Extract every line that includes the string "март".

:::

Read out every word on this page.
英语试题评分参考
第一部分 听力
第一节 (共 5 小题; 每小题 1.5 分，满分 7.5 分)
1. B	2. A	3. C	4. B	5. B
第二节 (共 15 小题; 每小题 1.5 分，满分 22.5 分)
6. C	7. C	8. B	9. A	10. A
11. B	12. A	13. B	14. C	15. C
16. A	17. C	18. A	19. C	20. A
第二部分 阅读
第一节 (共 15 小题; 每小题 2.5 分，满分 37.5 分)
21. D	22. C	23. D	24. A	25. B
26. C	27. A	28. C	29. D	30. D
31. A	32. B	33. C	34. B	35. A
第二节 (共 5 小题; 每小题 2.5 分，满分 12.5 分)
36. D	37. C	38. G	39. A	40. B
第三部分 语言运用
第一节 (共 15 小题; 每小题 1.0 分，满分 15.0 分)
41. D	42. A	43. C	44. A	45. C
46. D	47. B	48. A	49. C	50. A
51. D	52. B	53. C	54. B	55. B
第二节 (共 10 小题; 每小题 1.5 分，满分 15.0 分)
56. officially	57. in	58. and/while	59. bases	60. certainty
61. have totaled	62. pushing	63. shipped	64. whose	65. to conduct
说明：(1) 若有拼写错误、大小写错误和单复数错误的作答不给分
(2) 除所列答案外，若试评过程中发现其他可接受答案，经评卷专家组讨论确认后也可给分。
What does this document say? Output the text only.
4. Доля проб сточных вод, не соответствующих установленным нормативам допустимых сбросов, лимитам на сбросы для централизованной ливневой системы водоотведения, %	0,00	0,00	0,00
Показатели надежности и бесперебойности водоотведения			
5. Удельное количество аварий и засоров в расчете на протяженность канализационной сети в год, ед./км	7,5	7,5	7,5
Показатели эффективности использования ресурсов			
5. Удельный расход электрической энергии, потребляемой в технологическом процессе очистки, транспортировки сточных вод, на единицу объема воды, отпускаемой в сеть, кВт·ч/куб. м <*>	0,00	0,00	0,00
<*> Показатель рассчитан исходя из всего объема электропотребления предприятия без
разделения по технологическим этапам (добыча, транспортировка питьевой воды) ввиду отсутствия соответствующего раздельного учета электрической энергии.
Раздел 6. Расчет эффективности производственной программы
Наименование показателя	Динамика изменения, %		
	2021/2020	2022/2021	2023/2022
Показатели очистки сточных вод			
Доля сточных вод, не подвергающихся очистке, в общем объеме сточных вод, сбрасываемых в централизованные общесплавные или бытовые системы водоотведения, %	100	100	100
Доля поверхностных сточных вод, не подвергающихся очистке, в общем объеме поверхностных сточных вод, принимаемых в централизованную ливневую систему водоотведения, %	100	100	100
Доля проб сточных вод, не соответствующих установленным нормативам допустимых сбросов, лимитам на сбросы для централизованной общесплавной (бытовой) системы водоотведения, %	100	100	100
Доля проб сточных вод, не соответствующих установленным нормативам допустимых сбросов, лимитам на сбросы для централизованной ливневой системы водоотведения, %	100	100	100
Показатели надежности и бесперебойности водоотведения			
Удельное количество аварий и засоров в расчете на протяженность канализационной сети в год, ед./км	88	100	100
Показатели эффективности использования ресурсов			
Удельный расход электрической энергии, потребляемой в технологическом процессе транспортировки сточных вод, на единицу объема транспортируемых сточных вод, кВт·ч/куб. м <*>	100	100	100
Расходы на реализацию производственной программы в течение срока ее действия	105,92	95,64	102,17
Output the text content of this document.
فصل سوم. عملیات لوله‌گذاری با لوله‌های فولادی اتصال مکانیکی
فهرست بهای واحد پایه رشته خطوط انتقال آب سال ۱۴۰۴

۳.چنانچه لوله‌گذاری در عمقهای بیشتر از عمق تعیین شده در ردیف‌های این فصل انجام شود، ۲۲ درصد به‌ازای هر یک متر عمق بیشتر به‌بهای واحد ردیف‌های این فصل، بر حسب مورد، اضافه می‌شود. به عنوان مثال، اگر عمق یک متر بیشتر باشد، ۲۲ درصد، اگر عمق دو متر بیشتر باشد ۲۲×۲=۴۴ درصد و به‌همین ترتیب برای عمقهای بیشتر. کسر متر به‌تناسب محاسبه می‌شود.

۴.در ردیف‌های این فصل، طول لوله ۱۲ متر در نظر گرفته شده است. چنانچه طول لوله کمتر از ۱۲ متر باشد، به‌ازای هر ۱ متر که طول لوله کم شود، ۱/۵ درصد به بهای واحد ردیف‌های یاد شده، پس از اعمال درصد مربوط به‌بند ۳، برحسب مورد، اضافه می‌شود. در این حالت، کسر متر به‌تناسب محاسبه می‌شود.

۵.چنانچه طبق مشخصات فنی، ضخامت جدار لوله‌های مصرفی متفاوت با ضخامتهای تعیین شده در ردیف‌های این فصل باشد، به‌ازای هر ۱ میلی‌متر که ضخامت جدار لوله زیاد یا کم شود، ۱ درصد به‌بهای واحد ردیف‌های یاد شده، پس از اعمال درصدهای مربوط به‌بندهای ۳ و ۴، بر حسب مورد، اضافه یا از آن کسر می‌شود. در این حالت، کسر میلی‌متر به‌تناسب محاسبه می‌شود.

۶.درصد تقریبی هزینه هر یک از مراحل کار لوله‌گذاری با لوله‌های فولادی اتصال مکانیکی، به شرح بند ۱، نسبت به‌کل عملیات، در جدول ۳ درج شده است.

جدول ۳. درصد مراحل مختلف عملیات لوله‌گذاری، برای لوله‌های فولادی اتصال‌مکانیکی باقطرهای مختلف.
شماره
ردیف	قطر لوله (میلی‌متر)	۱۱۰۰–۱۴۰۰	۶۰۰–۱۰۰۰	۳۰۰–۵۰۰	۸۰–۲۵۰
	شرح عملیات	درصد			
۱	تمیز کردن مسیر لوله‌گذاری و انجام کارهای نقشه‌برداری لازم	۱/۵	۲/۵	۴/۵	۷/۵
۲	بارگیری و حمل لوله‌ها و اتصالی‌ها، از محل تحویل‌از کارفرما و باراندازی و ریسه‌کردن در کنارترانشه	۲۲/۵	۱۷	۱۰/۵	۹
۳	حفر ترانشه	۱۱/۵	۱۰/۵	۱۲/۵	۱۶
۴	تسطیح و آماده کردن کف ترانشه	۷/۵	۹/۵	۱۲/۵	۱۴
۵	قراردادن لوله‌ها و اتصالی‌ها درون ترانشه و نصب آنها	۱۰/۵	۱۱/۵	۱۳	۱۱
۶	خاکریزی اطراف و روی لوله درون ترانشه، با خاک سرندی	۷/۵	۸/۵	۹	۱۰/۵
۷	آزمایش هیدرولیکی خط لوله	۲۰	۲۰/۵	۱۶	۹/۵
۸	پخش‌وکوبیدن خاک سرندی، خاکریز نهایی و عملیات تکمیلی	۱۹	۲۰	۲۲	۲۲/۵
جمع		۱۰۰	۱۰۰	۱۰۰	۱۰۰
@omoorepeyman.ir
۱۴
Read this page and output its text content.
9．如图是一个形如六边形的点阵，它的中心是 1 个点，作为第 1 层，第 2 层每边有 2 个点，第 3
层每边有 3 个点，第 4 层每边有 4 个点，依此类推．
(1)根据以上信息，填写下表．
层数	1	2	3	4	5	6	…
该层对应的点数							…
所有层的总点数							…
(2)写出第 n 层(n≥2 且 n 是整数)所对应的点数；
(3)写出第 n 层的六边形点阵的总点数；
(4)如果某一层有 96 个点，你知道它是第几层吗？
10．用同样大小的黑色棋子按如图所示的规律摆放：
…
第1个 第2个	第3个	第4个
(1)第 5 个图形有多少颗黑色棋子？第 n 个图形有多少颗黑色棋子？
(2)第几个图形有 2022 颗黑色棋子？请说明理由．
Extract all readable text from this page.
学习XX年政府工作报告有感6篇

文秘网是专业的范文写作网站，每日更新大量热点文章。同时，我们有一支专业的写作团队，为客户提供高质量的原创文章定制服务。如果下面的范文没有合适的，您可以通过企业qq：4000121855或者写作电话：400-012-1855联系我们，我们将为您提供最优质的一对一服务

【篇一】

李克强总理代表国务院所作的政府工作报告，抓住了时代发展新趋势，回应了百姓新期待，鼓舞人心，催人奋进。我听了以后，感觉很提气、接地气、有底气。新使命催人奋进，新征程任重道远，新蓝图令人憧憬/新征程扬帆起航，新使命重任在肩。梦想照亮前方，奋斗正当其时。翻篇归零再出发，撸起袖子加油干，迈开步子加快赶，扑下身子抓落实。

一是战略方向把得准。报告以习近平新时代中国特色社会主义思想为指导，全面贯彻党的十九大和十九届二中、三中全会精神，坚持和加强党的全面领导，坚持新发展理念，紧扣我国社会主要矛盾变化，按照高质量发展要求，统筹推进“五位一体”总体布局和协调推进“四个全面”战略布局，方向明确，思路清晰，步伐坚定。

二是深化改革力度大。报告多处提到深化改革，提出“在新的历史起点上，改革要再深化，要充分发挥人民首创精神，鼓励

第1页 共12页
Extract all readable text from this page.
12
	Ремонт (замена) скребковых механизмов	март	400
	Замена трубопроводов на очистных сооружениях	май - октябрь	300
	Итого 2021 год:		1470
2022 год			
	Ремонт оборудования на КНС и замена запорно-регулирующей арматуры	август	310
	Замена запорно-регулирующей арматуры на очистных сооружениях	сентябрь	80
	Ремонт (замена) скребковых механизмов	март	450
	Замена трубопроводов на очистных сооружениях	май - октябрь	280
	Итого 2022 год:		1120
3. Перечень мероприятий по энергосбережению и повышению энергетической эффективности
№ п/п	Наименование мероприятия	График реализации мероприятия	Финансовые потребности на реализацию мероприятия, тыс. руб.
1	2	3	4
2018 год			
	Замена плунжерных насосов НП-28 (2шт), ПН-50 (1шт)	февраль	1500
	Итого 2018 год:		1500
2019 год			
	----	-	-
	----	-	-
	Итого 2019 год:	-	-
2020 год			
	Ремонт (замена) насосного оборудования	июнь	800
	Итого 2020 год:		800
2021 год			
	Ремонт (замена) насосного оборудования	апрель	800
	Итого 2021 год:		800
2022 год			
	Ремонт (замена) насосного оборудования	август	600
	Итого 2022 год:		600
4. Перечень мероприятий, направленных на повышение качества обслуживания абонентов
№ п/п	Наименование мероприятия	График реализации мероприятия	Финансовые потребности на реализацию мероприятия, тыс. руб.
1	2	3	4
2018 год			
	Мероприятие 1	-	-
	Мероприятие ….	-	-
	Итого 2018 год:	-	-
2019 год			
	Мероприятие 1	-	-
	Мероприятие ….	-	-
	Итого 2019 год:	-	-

:::

▶ [Result of the exercise]
	Ремонт (замена) скребковых механизмов	март	400
	Ремонт (замена) скребковых механизмов	март	450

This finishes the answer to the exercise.